---- 节选

回退代码进入开始检测限流规则这个类主要用于构建调用链,这个需要讲解一下,在后续过程中会比较关键,代码如下。

@Override
public void entry(Context context, ResourceWrapper resourceWrapper, Object obj, int count, boolean prioritized, Object... args)
throws Throwable {
/*
* It's interesting that we use context name rather resource name as the map key.
*
* Remember that same resource({@link ResourceWrapper#equals(Object)}) will share
* the same {@link ProcessorSlotChain} globally, no matter in which context. So if
* code goes into {@link #entry(Context, ResourceWrapper, DefaultNode, int, Object...)},
* the resource name must be same but context name may not.
*
* If we use {@link com.alibaba.csp.sentinel.SphU#entry(String resource)} to
* enter same resource in different context, using context name as map key can
* distinguish the same resource. In this case, multiple {@link DefaultNode}s will be created
* of the same resource name, for every distinct context (different context name) each.
*
* Consider another question. One resource may have multiple {@link DefaultNode},
* so what is the fastest way to get total statistics of the same resource?
* The answer is all {@link DefaultNode}s with same resource name share one
* {@link ClusterNode}. See {@link ClusterBuilderSlot} for detail.

--------

[任务 1]
节选里说,这个类主要用来做什么?

---- 条目

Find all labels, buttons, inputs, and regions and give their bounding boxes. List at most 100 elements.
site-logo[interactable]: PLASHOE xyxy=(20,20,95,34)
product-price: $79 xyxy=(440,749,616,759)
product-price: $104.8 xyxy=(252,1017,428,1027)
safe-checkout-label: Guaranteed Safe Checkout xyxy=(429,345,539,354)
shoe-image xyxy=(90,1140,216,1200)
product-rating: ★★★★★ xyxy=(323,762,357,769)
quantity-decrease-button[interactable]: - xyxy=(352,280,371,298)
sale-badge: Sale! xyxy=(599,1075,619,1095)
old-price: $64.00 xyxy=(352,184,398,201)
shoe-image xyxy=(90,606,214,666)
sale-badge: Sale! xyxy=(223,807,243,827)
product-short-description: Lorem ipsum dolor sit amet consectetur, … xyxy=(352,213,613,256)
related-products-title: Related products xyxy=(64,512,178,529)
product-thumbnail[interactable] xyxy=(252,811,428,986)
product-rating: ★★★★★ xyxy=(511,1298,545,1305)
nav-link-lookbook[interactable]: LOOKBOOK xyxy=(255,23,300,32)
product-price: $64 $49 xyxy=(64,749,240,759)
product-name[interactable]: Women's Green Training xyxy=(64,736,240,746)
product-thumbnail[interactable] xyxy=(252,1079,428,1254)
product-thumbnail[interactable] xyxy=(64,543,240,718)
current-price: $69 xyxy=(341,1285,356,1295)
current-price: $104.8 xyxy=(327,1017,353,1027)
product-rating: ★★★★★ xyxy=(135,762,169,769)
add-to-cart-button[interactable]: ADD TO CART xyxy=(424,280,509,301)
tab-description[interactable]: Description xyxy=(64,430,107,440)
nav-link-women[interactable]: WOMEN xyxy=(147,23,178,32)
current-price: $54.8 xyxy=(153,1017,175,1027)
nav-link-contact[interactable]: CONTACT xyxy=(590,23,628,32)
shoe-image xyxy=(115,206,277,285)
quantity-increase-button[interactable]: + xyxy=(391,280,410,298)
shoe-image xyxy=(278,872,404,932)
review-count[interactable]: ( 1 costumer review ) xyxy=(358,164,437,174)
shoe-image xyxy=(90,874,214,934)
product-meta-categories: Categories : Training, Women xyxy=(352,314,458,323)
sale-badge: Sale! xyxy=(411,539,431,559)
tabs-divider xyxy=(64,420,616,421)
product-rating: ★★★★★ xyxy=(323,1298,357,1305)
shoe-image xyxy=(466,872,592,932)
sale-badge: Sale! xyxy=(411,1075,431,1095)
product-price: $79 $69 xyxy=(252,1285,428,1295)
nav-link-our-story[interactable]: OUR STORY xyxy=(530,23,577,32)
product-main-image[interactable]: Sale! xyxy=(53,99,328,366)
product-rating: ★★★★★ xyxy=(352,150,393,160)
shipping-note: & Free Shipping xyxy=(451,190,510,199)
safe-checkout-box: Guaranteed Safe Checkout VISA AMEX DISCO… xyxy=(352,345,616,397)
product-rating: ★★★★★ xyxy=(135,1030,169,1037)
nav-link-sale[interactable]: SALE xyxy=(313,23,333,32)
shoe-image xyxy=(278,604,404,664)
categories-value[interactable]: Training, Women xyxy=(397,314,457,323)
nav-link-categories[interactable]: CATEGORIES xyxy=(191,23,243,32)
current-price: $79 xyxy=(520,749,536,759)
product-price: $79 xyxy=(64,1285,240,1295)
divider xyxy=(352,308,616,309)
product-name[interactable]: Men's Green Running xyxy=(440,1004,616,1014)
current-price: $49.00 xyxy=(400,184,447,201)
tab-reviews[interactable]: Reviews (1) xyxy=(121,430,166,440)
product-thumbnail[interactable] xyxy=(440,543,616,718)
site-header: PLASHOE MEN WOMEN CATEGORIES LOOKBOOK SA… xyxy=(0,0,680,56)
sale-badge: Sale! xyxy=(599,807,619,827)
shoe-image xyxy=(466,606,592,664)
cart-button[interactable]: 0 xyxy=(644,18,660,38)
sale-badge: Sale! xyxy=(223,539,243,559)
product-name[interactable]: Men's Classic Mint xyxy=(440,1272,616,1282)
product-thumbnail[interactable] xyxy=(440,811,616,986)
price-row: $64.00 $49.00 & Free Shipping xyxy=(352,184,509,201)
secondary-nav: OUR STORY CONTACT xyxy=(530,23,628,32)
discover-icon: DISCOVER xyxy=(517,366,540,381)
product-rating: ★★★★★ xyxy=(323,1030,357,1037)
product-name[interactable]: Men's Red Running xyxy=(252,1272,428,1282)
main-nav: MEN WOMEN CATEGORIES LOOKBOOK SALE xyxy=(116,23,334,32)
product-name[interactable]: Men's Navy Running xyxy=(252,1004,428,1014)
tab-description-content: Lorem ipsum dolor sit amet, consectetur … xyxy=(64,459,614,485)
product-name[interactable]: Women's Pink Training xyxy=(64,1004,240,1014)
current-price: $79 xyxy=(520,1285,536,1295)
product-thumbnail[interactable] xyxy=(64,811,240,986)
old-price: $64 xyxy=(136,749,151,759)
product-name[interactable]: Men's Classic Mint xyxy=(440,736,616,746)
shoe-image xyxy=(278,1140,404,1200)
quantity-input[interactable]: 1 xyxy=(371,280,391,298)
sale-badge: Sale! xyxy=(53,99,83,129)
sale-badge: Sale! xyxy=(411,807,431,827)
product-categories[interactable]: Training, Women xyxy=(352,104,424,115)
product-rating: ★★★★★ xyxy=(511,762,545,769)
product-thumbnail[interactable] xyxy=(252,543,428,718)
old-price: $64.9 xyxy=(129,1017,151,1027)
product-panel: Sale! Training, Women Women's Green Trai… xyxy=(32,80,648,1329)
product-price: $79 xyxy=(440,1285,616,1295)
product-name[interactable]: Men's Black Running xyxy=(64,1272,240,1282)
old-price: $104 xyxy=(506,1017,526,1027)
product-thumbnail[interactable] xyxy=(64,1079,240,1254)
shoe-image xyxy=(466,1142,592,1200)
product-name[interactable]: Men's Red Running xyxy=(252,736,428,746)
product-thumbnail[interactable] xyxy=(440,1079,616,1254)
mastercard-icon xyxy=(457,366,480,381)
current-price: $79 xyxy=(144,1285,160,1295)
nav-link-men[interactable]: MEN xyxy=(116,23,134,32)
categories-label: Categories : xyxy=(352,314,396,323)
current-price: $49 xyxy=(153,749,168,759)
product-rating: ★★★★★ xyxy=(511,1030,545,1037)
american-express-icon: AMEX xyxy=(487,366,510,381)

--------

[任务 2]
请更新记录里从第一行到含有"shoe-image xyxy=(90,874,214,934)"的那一行(两头都算)。把其中的"product-rating"换成"star-rating",别的地方不动,只写出这些行。

[参考答案 1]
构建调用链。

[参考答案 2]
Find all labels, buttons, inputs, and regions and give their bounding boxes. List at most 100 elements.
site-logo[interactable]: PLASHOE xyxy=(20,20,95,34)
product-price: $79 xyxy=(440,749,616,759)
product-price: $104.8 xyxy=(252,1017,428,1027)
safe-checkout-label: Guaranteed Safe Checkout xyxy=(429,345,539,354)
shoe-image xyxy=(90,1140,216,1200)
star-rating: ★★★★★ xyxy=(323,762,357,769)
quantity-decrease-button[interactable]: - xyxy=(352,280,371,298)
sale-badge: Sale! xyxy=(599,1075,619,1095)
old-price: $64.00 xyxy=(352,184,398,201)
shoe-image xyxy=(90,606,214,666)
sale-badge: Sale! xyxy=(223,807,243,827)
product-short-description: Lorem ipsum dolor sit amet consectetur, … xyxy=(352,213,613,256)
related-products-title: Related products xyxy=(64,512,178,529)
product-thumbnail[interactable] xyxy=(252,811,428,986)
star-rating: ★★★★★ xyxy=(511,1298,545,1305)
nav-link-lookbook[interactable]: LOOKBOOK xyxy=(255,23,300,32)
product-price: $64 $49 xyxy=(64,749,240,759)
product-name[interactable]: Women's Green Training xyxy=(64,736,240,746)
product-thumbnail[interactable] xyxy=(252,1079,428,1254)
product-thumbnail[interactable] xyxy=(64,543,240,718)
current-price: $69 xyxy=(341,1285,356,1295)
current-price: $104.8 xyxy=(327,1017,353,1027)
star-rating: ★★★★★ xyxy=(135,762,169,769)
add-to-cart-button[interactable]: ADD TO CART xyxy=(424,280,509,301)
tab-description[interactable]: Description xyxy=(64,430,107,440)
nav-link-women[interactable]: WOMEN xyxy=(147,23,178,32)
current-price: $54.8 xyxy=(153,1017,175,1027)
nav-link-contact[interactable]: CONTACT xyxy=(590,23,628,32)
shoe-image xyxy=(115,206,277,285)
quantity-increase-button[interactable]: + xyxy=(391,280,410,298)
shoe-image xyxy=(278,872,404,932)
review-count[interactable]: ( 1 costumer review ) xyxy=(358,164,437,174)
shoe-image xyxy=(90,874,214,934)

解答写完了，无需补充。